La santità è un ideale altissimo che si raggiunge solo per mezzo della
preghiera. Questo tema pervade tutta l'Opera di s. Alfonso e gli imprime una
fisionomia propria, inconfondibile, per cui egli è passato alla storia della Chiesa
come il "Dottore della preghiera". Religioso, missionario,
vescovo, fa di essa l'anima della sua vita e della sua attività; divenuto egli
stesso preghiera vivente desidera trascinare gli altri sulla sua scia.
E a tutti raccomanda questo "gran mezzo"; ai predicatori,
ai confessori, ai pastori d'anime rimprovera a più riprese il silenzio su
questo pulito capitale: "Quel che più mi affligge, vedo che i predicatori
e i confessori poco attendono a parlarne ai loro uditori e penitenti; e vedo anche
che i libri spirituali che oggidì corrono per le mani, neppure ne parlano
abbastanza. Quando che tutti i predicatori e confessori, e tutti i libri non
dovrebbero insinuare altra cosa che questa del pregare" (1).
Nelle regole della congregazione del Santissimo Redentore prescrive ai suoi
religiosi un programma intenso di preghiera in modo che la loro giornata sia
tutta immersa nel pensiero di Dio e dei suoi misteri (essi non devono mai
meritare il rimprovero di non pregare); inoltre, nelle missioni non devono mai
tralasciare la predica sulla preghiera e devono stabilire nelle parrocchie un
regolamento sulla pratica di essa.
Scrittore, pubblica diversi libri sulla preghiera personale e liturgica, e
torna con insistenza sull'argomento nelle opere dogmatiche, morali, ascetiche,
in cui molti capitoli li chiude con l'invocazione a Dio, a Cristo, alla
Vergine. Nelle numerose lettere che indirizza a varie categorie di persone
insiste con accenti convinti sull'argomento e non c'è lettera nella quale non
chieda preghiere per sé o per gli altri; ciò che potrebbe sembrare una
ripetizione monotona se non fosse l'espressione di un'anima, tutta presa dalla
verità di quello che dice.

**Dati forniti**:
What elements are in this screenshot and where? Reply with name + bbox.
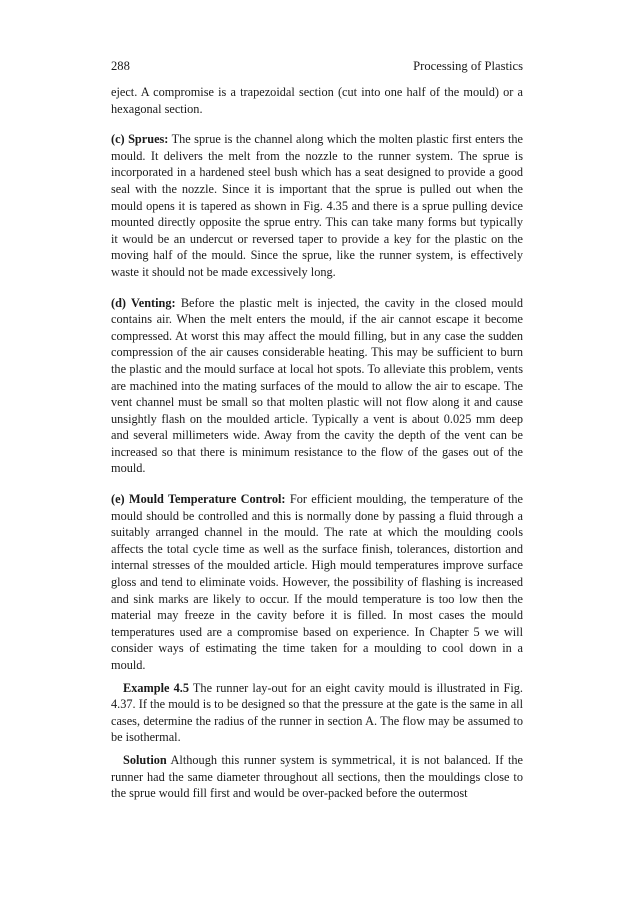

**Azioni da svolgere**:
1 - Riporta la parte del brano su sant'Alfonso e la preghiera compresa tra "Nelle regole della" e "pratica di essa.", estremi inclusi.
2 - Nel brano su sant'Alfonso e la preghiera, con quale titolo egli è passato alla storia della Chiesa?
3 - Prosegui il brano su sant'Alfonso e la preghiera dal punto in cui si ferma.

**Compiti risolti**:
1 -
Nelle regole della congregazione del Santissimo Redentore prescrive ai suoi
religiosi un programma intenso di preghiera in modo che la loro giornata sia
tutta immersa nel pensiero di Dio e dei suoi misteri (essi non devono mai
meritare il rimprovero di non pregare); inoltre, nelle missioni non devono mai
tralasciare la predica sulla preghiera e devono stabilire nelle parrocchie un
regolamento sulla pratica di essa.

2 - Come il "Dottore della preghiera".

3 -
All'origine di questo fatto, unico nella storia della spiritualità, in cui
si pone la preghiera come cardine e punto di riferimento costante, c'è una
convinzione personalissima di s. Alfonso sul compito di essa nel destino eterno
dell'uomo. Egli, che aveva una sensibilità acutissima, sperimentò in maniera
tragica il problema della salvezza, il tesoro nascosto, la perla preziosa, per
cui vendette tutto per conquistarla. Ebbene, la salvezza, secondo la sua
convinzione indiscutibile, si raggiunge solo, ma certamente, con la preghiera:
c'è una specie di equazione: preghiera è uguale a salvezza.
La sua visione del problema si può riassumere così: Dio vuole che tutti gli
uomini si salvino, e volendo metterli effettivamente in grado di raggiungere il
loro destino soprannaturale, li rende tutti capaci d pregare. L'uomo nasce
nell'impotenza di salvarsi con le sue forze; ma il Signore, spinto dalla sua
bontà, dona a ciascuno la grazia della preghiera con la quale può ottenere
tutti gli aiuti di cui ha bisogno per osservare i comandamenti e pervenire alla
salute eterna. La preghiera è quindi un consenso, una cooperazione alla grazia,
la risposta della creatura agli appelli e alle proposte del Creatore. "La
preghiera è l'incontro di Dio e della creatura nell'opera della salvezza...
Pregare è costruire con Dio l'edificio della salvezza, realizzare con Lui la propria
predestinazione... La preghiera non è tanto una condizione per ricevere la
grazia quanto un'esplicazione della grazia stessa... Chi prega ha detto già un
primo si all'invito della grazia" (2) . L'economia attuale della grazia è
essenzialmente e intrinsecamente un'economia della preghiera.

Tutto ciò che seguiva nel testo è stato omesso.